## Questions on the material:
**1.** In the cloud cost passage, how does AWS keep driving down its service costs?
**2.** Retype the cloud cost passage word for word, from "AWS stands out" to "and rewarding journey.".

[[ Page text, beginning ]]

AWS stands out as one of the most extensively utilized cloud providers, consistently driving down service costs by capitalizing on economies of scale. Nevertheless, it’s crucial to recognize that not all applications, workloads, or organizations are ideally suited for cloud environments. It’s imperative to discern when migrating out of the cloud is appropriate and to determine whether an application aligns better with an on-premise setup or a SaaS provider.

Remember that Cloud cost optimization is not a one-time fix but an ongoing and iterative process. It involves continuously refining and adjusting your cloud resources and strategies to balance cost and performance. Having said that, it is a very important and rewarding journey.

[[ Page text, end ]]
[[ Supplied records, beginning ]]

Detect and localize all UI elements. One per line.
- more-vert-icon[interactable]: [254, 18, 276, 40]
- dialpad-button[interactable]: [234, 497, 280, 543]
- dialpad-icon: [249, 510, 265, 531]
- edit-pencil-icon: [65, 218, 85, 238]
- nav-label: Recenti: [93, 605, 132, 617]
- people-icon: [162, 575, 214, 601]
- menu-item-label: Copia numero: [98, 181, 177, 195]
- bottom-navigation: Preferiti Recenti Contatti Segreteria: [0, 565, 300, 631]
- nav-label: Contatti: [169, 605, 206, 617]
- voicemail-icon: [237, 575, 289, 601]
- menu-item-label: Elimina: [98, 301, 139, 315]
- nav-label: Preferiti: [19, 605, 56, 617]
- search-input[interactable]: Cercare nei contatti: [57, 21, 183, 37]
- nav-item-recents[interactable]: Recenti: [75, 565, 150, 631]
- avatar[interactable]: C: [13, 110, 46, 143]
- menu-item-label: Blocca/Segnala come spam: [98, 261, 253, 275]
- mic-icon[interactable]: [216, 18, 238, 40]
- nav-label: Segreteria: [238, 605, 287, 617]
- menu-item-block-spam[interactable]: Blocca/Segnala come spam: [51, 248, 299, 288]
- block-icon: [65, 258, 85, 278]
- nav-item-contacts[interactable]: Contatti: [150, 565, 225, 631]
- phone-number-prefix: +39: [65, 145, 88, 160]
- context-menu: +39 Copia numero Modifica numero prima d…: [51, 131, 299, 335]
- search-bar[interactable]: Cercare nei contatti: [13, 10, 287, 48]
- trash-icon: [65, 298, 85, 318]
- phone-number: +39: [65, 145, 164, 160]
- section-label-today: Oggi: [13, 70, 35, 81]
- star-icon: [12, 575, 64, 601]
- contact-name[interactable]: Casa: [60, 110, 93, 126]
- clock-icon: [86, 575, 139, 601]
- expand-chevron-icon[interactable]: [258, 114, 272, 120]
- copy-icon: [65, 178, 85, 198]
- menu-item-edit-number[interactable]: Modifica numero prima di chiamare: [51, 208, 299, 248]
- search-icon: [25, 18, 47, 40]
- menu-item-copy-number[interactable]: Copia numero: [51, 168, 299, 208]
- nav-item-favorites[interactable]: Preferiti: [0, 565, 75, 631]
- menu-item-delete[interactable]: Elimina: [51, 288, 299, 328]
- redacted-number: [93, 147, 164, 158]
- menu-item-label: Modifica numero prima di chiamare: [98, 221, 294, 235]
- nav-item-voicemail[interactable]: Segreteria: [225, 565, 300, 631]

[[ Supplied records, end ]]

## Exercise responses:
**1.** By capitalizing on economies of scale.

**2.**
AWS stands out as one of the most extensively utilized cloud providers, consistently driving down service costs by capitalizing on economies of scale. Nevertheless, it’s crucial to recognize that not all applications, workloads, or organizations are ideally suited for cloud environments. It’s imperative to discern when migrating out of the cloud is appropriate and to determine whether an application aligns better with an on-premise setup or a SaaS provider.

Remember that Cloud cost optimization is not a one-time fix but an ongoing and iterative process. It involves continuously refining and adjusting your cloud resources and strategies to balance cost and performance. Having said that, it is a very important and rewarding journey.